Aim of the exercise ▸ Reproduce every one of the lines below verbatim, without changing any character.
'''
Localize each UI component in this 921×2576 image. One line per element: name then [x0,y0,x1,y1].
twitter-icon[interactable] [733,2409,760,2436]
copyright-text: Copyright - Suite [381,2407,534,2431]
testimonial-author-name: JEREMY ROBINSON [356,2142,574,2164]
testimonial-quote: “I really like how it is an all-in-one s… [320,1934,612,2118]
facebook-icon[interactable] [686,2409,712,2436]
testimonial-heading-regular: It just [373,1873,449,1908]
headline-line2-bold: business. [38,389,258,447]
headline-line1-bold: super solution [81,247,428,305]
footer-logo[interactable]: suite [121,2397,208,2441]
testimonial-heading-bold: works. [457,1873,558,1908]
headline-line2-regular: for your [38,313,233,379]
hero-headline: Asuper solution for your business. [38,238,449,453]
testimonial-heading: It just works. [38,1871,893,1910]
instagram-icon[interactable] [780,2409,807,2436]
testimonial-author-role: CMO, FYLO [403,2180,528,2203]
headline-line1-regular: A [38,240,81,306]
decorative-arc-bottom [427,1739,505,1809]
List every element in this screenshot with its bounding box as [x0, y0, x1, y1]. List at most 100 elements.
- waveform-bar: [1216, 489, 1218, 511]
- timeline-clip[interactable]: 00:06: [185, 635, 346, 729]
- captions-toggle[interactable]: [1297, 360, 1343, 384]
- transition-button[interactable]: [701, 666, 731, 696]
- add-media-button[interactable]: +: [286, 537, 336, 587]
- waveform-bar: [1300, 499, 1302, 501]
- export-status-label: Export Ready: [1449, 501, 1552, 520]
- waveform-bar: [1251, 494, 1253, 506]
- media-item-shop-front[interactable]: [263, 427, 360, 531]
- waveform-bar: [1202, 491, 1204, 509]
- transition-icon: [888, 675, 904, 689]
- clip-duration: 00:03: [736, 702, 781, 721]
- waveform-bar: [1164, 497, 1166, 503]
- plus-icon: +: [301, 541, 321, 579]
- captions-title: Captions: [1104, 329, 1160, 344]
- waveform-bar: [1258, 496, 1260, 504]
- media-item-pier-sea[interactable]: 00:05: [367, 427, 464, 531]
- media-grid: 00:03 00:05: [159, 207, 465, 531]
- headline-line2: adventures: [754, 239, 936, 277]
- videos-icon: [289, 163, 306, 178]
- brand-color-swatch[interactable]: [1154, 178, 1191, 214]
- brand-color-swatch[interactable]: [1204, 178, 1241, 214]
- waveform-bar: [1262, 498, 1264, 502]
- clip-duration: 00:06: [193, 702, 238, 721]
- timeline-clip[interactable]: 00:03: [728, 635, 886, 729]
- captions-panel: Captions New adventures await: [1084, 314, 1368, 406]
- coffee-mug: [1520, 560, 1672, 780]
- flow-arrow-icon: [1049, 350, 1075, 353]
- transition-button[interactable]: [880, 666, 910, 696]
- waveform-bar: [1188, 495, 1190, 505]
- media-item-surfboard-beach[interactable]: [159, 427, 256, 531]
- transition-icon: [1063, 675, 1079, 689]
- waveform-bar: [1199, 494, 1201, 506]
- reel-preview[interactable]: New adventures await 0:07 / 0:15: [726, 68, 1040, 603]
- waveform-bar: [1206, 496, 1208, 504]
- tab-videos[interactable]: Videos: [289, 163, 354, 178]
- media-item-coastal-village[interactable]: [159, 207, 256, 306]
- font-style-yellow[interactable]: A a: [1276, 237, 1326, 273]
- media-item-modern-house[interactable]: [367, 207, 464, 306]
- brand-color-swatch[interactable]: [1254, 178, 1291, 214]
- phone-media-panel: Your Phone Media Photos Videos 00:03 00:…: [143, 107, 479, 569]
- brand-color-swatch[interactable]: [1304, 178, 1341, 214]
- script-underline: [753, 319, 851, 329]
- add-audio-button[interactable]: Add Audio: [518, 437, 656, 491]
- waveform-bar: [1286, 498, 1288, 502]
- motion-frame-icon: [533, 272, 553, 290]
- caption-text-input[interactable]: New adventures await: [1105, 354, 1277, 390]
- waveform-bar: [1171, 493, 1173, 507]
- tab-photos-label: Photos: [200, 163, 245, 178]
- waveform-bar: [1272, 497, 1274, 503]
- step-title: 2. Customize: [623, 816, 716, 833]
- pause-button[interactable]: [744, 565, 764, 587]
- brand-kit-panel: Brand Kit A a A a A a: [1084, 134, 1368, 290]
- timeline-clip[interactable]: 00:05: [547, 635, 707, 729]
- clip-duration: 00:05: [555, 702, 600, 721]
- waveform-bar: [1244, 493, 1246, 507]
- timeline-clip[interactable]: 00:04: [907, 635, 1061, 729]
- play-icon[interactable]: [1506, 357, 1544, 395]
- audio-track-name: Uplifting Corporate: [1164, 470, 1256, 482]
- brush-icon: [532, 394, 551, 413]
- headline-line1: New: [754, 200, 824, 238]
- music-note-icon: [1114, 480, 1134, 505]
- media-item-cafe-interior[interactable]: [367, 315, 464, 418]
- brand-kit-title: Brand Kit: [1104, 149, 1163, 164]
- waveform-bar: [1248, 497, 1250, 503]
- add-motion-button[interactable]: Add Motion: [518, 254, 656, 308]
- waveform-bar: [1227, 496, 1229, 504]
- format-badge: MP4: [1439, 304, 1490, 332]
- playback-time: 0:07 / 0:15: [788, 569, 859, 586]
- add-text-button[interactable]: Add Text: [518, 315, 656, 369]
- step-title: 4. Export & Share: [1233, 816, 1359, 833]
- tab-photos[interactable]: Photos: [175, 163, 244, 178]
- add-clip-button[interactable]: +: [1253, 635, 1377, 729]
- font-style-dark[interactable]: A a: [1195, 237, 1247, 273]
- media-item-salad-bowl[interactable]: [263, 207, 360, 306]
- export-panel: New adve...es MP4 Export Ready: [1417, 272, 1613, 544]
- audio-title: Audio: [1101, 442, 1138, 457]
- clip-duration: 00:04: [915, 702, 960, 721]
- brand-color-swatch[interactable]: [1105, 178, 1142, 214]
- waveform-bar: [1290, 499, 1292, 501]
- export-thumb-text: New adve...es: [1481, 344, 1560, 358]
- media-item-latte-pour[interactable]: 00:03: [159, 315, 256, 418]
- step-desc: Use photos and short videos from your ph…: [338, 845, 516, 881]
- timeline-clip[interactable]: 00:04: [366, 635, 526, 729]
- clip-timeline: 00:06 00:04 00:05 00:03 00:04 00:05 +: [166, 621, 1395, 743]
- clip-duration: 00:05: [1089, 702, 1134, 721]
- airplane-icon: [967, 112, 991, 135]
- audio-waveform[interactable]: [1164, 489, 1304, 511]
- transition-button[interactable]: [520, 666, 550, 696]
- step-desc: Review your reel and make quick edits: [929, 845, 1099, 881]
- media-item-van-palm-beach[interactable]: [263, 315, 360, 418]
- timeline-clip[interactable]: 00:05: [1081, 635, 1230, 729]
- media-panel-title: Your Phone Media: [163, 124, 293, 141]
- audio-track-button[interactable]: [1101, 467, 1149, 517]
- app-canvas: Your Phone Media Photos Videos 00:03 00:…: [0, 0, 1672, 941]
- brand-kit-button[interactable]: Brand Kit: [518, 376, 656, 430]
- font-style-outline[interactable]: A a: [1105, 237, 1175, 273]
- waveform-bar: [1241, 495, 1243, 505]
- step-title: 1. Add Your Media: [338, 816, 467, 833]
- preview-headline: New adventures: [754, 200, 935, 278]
'''
Exercise result ▸
Localize each UI component in this 921×2576 image. One line per element: name then [x0,y0,x1,y1].
twitter-icon[interactable] [733,2409,760,2436]
copyright-text: Copyright - Suite [381,2407,534,2431]
testimonial-author-name: JEREMY ROBINSON [356,2142,574,2164]
testimonial-quote: “I really like how it is an all-in-one s… [320,1934,612,2118]
facebook-icon[interactable] [686,2409,712,2436]
testimonial-heading-regular: It just [373,1873,449,1908]
headline-line2-bold: business. [38,389,258,447]
headline-line1-bold: super solution [81,247,428,305]
footer-logo[interactable]: suite [121,2397,208,2441]
testimonial-heading-bold: works. [457,1873,558,1908]
headline-line2-regular: for your [38,313,233,379]
hero-headline: Asuper solution for your business. [38,238,449,453]
testimonial-heading: It just works. [38,1871,893,1910]
instagram-icon[interactable] [780,2409,807,2436]
testimonial-author-role: CMO, FYLO [403,2180,528,2203]
headline-line1-regular: A [38,240,81,306]
decorative-arc-bottom [427,1739,505,1809]
List every element in this screenshot with its bounding box as [x0, y0, x1, y1]. List at most 100 elements.
- waveform-bar: [1216, 489, 1218, 511]
- timeline-clip[interactable]: 00:06: [185, 635, 346, 729]
- captions-toggle[interactable]: [1297, 360, 1343, 384]
- transition-button[interactable]: [701, 666, 731, 696]
- add-media-button[interactable]: +: [286, 537, 336, 587]
- waveform-bar: [1300, 499, 1302, 501]
- export-status-label: Export Ready: [1449, 501, 1552, 520]
- waveform-bar: [1251, 494, 1253, 506]
- media-item-shop-front[interactable]: [263, 427, 360, 531]
- waveform-bar: [1202, 491, 1204, 509]
- transition-icon: [888, 675, 904, 689]
- clip-duration: 00:03: [736, 702, 781, 721]
- waveform-bar: [1164, 497, 1166, 503]
- plus-icon: +: [301, 541, 321, 579]
- captions-title: Captions: [1104, 329, 1160, 344]
- waveform-bar: [1258, 496, 1260, 504]
- media-item-pier-sea[interactable]: 00:05: [367, 427, 464, 531]
- media-grid: 00:03 00:05: [159, 207, 465, 531]
- headline-line2: adventures: [754, 239, 936, 277]
- videos-icon: [289, 163, 306, 178]
- brand-color-swatch[interactable]: [1154, 178, 1191, 214]
- brand-color-swatch[interactable]: [1204, 178, 1241, 214]
- waveform-bar: [1262, 498, 1264, 502]
- clip-duration: 00:06: [193, 702, 238, 721]
- timeline-clip[interactable]: 00:03: [728, 635, 886, 729]
- captions-panel: Captions New adventures await: [1084, 314, 1368, 406]
- coffee-mug: [1520, 560, 1672, 780]
- flow-arrow-icon: [1049, 350, 1075, 353]
- transition-button[interactable]: [880, 666, 910, 696]
- waveform-bar: [1188, 495, 1190, 505]
- media-item-surfboard-beach[interactable]: [159, 427, 256, 531]
- transition-icon: [1063, 675, 1079, 689]
- waveform-bar: [1199, 494, 1201, 506]
- reel-preview[interactable]: New adventures await 0:07 / 0:15: [726, 68, 1040, 603]
- waveform-bar: [1206, 496, 1208, 504]
- tab-videos[interactable]: Videos: [289, 163, 354, 178]
- media-item-coastal-village[interactable]: [159, 207, 256, 306]
- font-style-yellow[interactable]: A a: [1276, 237, 1326, 273]
- media-item-modern-house[interactable]: [367, 207, 464, 306]
- brand-color-swatch[interactable]: [1254, 178, 1291, 214]
- phone-media-panel: Your Phone Media Photos Videos 00:03 00:…: [143, 107, 479, 569]
- brand-color-swatch[interactable]: [1304, 178, 1341, 214]
- script-underline: [753, 319, 851, 329]
- add-audio-button[interactable]: Add Audio: [518, 437, 656, 491]
- waveform-bar: [1286, 498, 1288, 502]
- motion-frame-icon: [533, 272, 553, 290]
- caption-text-input[interactable]: New adventures await: [1105, 354, 1277, 390]
- waveform-bar: [1171, 493, 1173, 507]
- tab-photos-label: Photos: [200, 163, 245, 178]
- waveform-bar: [1272, 497, 1274, 503]
- step-title: 2. Customize: [623, 816, 716, 833]
- pause-button[interactable]: [744, 565, 764, 587]
- brand-kit-panel: Brand Kit A a A a A a: [1084, 134, 1368, 290]
- timeline-clip[interactable]: 00:05: [547, 635, 707, 729]
- clip-duration: 00:05: [555, 702, 600, 721]
- waveform-bar: [1244, 493, 1246, 507]
- timeline-clip[interactable]: 00:04: [907, 635, 1061, 729]
- play-icon[interactable]: [1506, 357, 1544, 395]
- audio-track-name: Uplifting Corporate: [1164, 470, 1256, 482]
- brush-icon: [532, 394, 551, 413]
- headline-line1: New: [754, 200, 824, 238]
- music-note-icon: [1114, 480, 1134, 505]
- media-item-cafe-interior[interactable]: [367, 315, 464, 418]
- brand-kit-title: Brand Kit: [1104, 149, 1163, 164]
- waveform-bar: [1248, 497, 1250, 503]
- add-motion-button[interactable]: Add Motion: [518, 254, 656, 308]
- waveform-bar: [1227, 496, 1229, 504]
- format-badge: MP4: [1439, 304, 1490, 332]
- playback-time: 0:07 / 0:15: [788, 569, 859, 586]
- add-text-button[interactable]: Add Text: [518, 315, 656, 369]
- step-title: 4. Export & Share: [1233, 816, 1359, 833]
- tab-photos[interactable]: Photos: [175, 163, 244, 178]
- add-clip-button[interactable]: +: [1253, 635, 1377, 729]
- font-style-dark[interactable]: A a: [1195, 237, 1247, 273]
- media-item-salad-bowl[interactable]: [263, 207, 360, 306]
- export-panel: New adve...es MP4 Export Ready: [1417, 272, 1613, 544]
- audio-title: Audio: [1101, 442, 1138, 457]
- clip-duration: 00:04: [915, 702, 960, 721]
- brand-color-swatch[interactable]: [1105, 178, 1142, 214]
- waveform-bar: [1290, 499, 1292, 501]
- export-thumb-text: New adve...es: [1481, 344, 1560, 358]
- media-item-latte-pour[interactable]: 00:03: [159, 315, 256, 418]
- step-desc: Use photos and short videos from your ph…: [338, 845, 516, 881]
- timeline-clip[interactable]: 00:04: [366, 635, 526, 729]
- clip-timeline: 00:06 00:04 00:05 00:03 00:04 00:05 +: [166, 621, 1395, 743]
- clip-duration: 00:05: [1089, 702, 1134, 721]
- airplane-icon: [967, 112, 991, 135]
- audio-waveform[interactable]: [1164, 489, 1304, 511]
- transition-button[interactable]: [520, 666, 550, 696]
- step-desc: Review your reel and make quick edits: [929, 845, 1099, 881]
- media-item-van-palm-beach[interactable]: [263, 315, 360, 418]
- timeline-clip[interactable]: 00:05: [1081, 635, 1230, 729]
- media-panel-title: Your Phone Media: [163, 124, 293, 141]
- audio-track-button[interactable]: [1101, 467, 1149, 517]
- app-canvas: Your Phone Media Photos Videos 00:03 00:…: [0, 0, 1672, 941]
- brand-kit-button[interactable]: Brand Kit: [518, 376, 656, 430]
- font-style-outline[interactable]: A a: [1105, 237, 1175, 273]
- waveform-bar: [1241, 495, 1243, 505]
- step-title: 1. Add Your Media: [338, 816, 467, 833]
- preview-headline: New adventures: [754, 200, 935, 278]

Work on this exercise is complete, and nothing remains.